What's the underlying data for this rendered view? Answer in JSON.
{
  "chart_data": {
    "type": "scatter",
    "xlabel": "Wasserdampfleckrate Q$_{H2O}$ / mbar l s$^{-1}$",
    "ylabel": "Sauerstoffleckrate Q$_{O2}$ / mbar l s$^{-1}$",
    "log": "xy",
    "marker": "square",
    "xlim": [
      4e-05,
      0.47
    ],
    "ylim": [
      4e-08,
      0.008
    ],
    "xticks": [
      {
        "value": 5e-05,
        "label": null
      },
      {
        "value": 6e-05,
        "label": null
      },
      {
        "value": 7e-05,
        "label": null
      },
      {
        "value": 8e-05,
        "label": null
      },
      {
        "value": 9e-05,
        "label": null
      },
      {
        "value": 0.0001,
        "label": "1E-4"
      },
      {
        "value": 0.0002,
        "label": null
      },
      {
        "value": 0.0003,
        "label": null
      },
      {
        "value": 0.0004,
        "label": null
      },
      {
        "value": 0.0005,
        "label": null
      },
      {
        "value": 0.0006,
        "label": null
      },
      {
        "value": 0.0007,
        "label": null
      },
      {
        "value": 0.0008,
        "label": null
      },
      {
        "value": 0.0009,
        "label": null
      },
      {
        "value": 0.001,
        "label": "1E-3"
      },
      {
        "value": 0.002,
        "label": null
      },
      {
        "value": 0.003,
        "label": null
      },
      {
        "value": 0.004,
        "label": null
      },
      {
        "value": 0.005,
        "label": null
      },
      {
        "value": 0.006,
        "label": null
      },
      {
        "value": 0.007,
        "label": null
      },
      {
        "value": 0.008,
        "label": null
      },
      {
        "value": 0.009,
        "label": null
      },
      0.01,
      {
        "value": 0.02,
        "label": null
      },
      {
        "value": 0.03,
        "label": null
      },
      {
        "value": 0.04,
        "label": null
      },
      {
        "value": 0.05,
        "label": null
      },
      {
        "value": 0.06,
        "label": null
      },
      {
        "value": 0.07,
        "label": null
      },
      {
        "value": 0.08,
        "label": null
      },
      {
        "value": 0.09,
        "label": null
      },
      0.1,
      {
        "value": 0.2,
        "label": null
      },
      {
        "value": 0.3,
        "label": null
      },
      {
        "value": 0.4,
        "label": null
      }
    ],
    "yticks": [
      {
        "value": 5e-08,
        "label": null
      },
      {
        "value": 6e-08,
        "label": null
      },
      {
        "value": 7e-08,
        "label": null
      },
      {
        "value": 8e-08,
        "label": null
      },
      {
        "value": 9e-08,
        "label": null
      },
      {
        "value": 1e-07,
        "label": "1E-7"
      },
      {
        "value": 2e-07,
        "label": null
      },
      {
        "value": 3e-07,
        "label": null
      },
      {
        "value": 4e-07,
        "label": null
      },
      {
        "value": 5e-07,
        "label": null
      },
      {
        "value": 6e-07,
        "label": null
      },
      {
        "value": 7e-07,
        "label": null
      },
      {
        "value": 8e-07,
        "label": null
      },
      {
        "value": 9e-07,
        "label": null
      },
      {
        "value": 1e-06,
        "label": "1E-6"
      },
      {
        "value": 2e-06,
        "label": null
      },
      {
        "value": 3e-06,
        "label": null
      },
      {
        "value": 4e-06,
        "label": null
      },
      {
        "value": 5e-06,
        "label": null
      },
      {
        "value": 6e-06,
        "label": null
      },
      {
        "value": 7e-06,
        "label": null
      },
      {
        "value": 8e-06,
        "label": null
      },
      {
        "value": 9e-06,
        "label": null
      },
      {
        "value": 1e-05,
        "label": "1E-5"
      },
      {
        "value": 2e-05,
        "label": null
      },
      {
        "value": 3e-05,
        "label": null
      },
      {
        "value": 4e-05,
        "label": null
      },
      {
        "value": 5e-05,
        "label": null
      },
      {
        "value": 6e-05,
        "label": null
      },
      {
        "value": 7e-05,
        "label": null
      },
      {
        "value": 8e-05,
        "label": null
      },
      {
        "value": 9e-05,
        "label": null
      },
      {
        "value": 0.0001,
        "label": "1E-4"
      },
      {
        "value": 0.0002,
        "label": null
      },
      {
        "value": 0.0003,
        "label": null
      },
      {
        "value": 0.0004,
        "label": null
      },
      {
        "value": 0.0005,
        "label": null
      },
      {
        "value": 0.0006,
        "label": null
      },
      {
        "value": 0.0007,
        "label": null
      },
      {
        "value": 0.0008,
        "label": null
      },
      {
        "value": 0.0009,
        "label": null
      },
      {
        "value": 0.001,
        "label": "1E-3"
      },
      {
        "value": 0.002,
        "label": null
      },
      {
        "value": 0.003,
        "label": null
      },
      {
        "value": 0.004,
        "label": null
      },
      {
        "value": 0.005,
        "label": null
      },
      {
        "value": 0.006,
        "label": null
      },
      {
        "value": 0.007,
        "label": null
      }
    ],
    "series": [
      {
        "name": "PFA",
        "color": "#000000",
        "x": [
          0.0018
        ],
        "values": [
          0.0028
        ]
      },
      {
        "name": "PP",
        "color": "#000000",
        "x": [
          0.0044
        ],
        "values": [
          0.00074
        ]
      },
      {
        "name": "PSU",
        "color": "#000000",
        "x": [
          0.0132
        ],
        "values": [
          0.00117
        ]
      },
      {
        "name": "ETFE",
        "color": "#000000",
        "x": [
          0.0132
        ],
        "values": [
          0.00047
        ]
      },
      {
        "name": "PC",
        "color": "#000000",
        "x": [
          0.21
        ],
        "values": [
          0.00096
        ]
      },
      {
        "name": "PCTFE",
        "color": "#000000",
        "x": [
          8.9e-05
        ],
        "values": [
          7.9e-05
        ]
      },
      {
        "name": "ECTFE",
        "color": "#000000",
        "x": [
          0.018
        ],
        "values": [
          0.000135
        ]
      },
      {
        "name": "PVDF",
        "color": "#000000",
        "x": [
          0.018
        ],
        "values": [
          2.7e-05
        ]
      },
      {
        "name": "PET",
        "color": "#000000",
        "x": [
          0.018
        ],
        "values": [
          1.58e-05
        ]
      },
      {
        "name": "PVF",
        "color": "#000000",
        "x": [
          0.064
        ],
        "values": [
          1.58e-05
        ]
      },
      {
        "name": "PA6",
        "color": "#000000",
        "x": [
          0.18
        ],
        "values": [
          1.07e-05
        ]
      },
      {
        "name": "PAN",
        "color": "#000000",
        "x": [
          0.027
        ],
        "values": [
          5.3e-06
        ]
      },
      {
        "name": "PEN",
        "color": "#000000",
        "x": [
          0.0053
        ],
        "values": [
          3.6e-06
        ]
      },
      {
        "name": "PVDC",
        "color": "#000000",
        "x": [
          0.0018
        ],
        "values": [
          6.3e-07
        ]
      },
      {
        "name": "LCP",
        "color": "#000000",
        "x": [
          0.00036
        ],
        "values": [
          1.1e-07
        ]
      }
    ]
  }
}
◆ ◆ ◆
Reproduce every record above exactly as it appears.

What's the underlying data for this rendered view? Answer in JSON.
{
  "chart_data": {
    "type": "scatter",
    "xlabel": "Wasserdampfleckrate Q$_{H2O}$ / mbar l s$^{-1}$",
    "ylabel": "Sauerstoffleckrate Q$_{O2}$ / mbar l s$^{-1}$",
    "log": "xy",
    "marker": "square",
    "xlim": [
      4e-05,
      0.47
    ],
    "ylim": [
      4e-08,
      0.008
    ],
    "xticks": [
      {
        "value": 5e-05,
        "label": null
      },
      {
        "value": 6e-05,
        "label": null
      },
      {
        "value": 7e-05,
        "label": null
      },
      {
        "value": 8e-05,
        "label": null
      },
      {
        "value": 9e-05,
        "label": null
      },
      {
        "value": 0.0001,
        "label": "1E-4"
      },
      {
        "value": 0.0002,
        "label": null
      },
      {
        "value": 0.0003,
        "label": null
      },
      {
        "value": 0.0004,
        "label": null
      },
      {
        "value": 0.0005,
        "label": null
      },
      {
        "value": 0.0006,
        "label": null
      },
      {
        "value": 0.0007,
        "label": null
      },
      {
        "value": 0.0008,
        "label": null
      },
      {
        "value": 0.0009,
        "label": null
      },
      {
        "value": 0.001,
        "label": "1E-3"
      },
      {
        "value": 0.002,
        "label": null
      },
      {
        "value": 0.003,
        "label": null
      },
      {
        "value": 0.004,
        "label": null
      },
      {
        "value": 0.005,
        "label": null
      },
      {
        "value": 0.006,
        "label": null
      },
      {
        "value": 0.007,
        "label": null
      },
      {
        "value": 0.008,
        "label": null
      },
      {
        "value": 0.009,
        "label": null
      },
      0.01,
      {
        "value": 0.02,
        "label": null
      },
      {
        "value": 0.03,
        "label": null
      },
      {
        "value": 0.04,
        "label": null
      },
      {
        "value": 0.05,
        "label": null
      },
      {
        "value": 0.06,
        "label": null
      },
      {
        "value": 0.07,
        "label": null
      },
      {
        "value": 0.08,
        "label": null
      },
      {
        "value": 0.09,
        "label": null
      },
      0.1,
      {
        "value": 0.2,
        "label": null
      },
      {
        "value": 0.3,
        "label": null
      },
      {
        "value": 0.4,
        "label": null
      }
    ],
    "yticks": [
      {
        "value": 5e-08,
        "label": null
      },
      {
        "value": 6e-08,
        "label": null
      },
      {
        "value": 7e-08,
        "label": null
      },
      {
        "value": 8e-08,
        "label": null
      },
      {
        "value": 9e-08,
        "label": null
      },
      {
        "value": 1e-07,
        "label": "1E-7"
      },
      {
        "value": 2e-07,
        "label": null
      },
      {
        "value": 3e-07,
        "label": null
      },
      {
        "value": 4e-07,
        "label": null
      },
      {
        "value": 5e-07,
        "label": null
      },
      {
        "value": 6e-07,
        "label": null
      },
      {
        "value": 7e-07,
        "label": null
      },
      {
        "value": 8e-07,
        "label": null
      },
      {
        "value": 9e-07,
        "label": null
      },
      {
        "value": 1e-06,
        "label": "1E-6"
      },
      {
        "value": 2e-06,
        "label": null
      },
      {
        "value": 3e-06,
        "label": null
      },
      {
        "value": 4e-06,
        "label": null
      },
      {
        "value": 5e-06,
        "label": null
      },
      {
        "value": 6e-06,
        "label": null
      },
      {
        "value": 7e-06,
        "label": null
      },
      {
        "value": 8e-06,
        "label": null
      },
      {
        "value": 9e-06,
        "label": null
      },
      {
        "value": 1e-05,
        "label": "1E-5"
      },
      {
        "value": 2e-05,
        "label": null
      },
      {
        "value": 3e-05,
        "label": null
      },
      {
        "value": 4e-05,
        "label": null
      },
      {
        "value": 5e-05,
        "label": null
      },
      {
        "value": 6e-05,
        "label": null
      },
      {
        "value": 7e-05,
        "label": null
      },
      {
        "value": 8e-05,
        "label": null
      },
      {
        "value": 9e-05,
        "label": null
      },
      {
        "value": 0.0001,
        "label": "1E-4"
      },
      {
        "value": 0.0002,
        "label": null
      },
      {
        "value": 0.0003,
        "label": null
      },
      {
        "value": 0.0004,
        "label": null
      },
      {
        "value": 0.0005,
        "label": null
      },
      {
        "value": 0.0006,
        "label": null
      },
      {
        "value": 0.0007,
        "label": null
      },
      {
        "value": 0.0008,
        "label": null
      },
      {
        "value": 0.0009,
        "label": null
      },
      {
        "value": 0.001,
        "label": "1E-3"
      },
      {
        "value": 0.002,
        "label": null
      },
      {
        "value": 0.003,
        "label": null
      },
      {
        "value": 0.004,
        "label": null
      },
      {
        "value": 0.005,
        "label": null
      },
      {
        "value": 0.006,
        "label": null
      },
      {
        "value": 0.007,
        "label": null
      }
    ],
    "series": [
      {
        "name": "PFA",
        "color": "#000000",
        "x": [
          0.0018
        ],
        "values": [
          0.0028
        ]
      },
      {
        "name": "PP",
        "color": "#000000",
        "x": [
          0.0044
        ],
        "values": [
          0.00074
        ]
      },
      {
        "name": "PSU",
        "color": "#000000",
        "x": [
          0.0132
        ],
        "values": [
          0.00117
        ]
      },
      {
        "name": "ETFE",
        "color": "#000000",
        "x": [
          0.0132
        ],
        "values": [
          0.00047
        ]
      },
      {
        "name": "PC",
        "color": "#000000",
        "x": [
          0.21
        ],
        "values": [
          0.00096
        ]
      },
      {
        "name": "PCTFE",
        "color": "#000000",
        "x": [
          8.9e-05
        ],
        "values": [
          7.9e-05
        ]
      },
      {
        "name": "ECTFE",
        "color": "#000000",
        "x": [
          0.018
        ],
        "values": [
          0.000135
        ]
      },
      {
        "name": "PVDF",
        "color": "#000000",
        "x": [
          0.018
        ],
        "values": [
          2.7e-05
        ]
      },
      {
        "name": "PET",
        "color": "#000000",
        "x": [
          0.018
        ],
        "values": [
          1.58e-05
        ]
      },
      {
        "name": "PVF",
        "color": "#000000",
        "x": [
          0.064
        ],
        "values": [
          1.58e-05
        ]
      },
      {
        "name": "PA6",
        "color": "#000000",
        "x": [
          0.18
        ],
        "values": [
          1.07e-05
        ]
      },
      {
        "name": "PAN",
        "color": "#000000",
        "x": [
          0.027
        ],
        "values": [
          5.3e-06
        ]
      },
      {
        "name": "PEN",
        "color": "#000000",
        "x": [
          0.0053
        ],
        "values": [
          3.6e-06
        ]
      },
      {
        "name": "PVDC",
        "color": "#000000",
        "x": [
          0.0018
        ],
        "values": [
          6.3e-07
        ]
      },
      {
        "name": "LCP",
        "color": "#000000",
        "x": [
          0.00036
        ],
        "values": [
          1.1e-07
        ]
      }
    ]
  }
}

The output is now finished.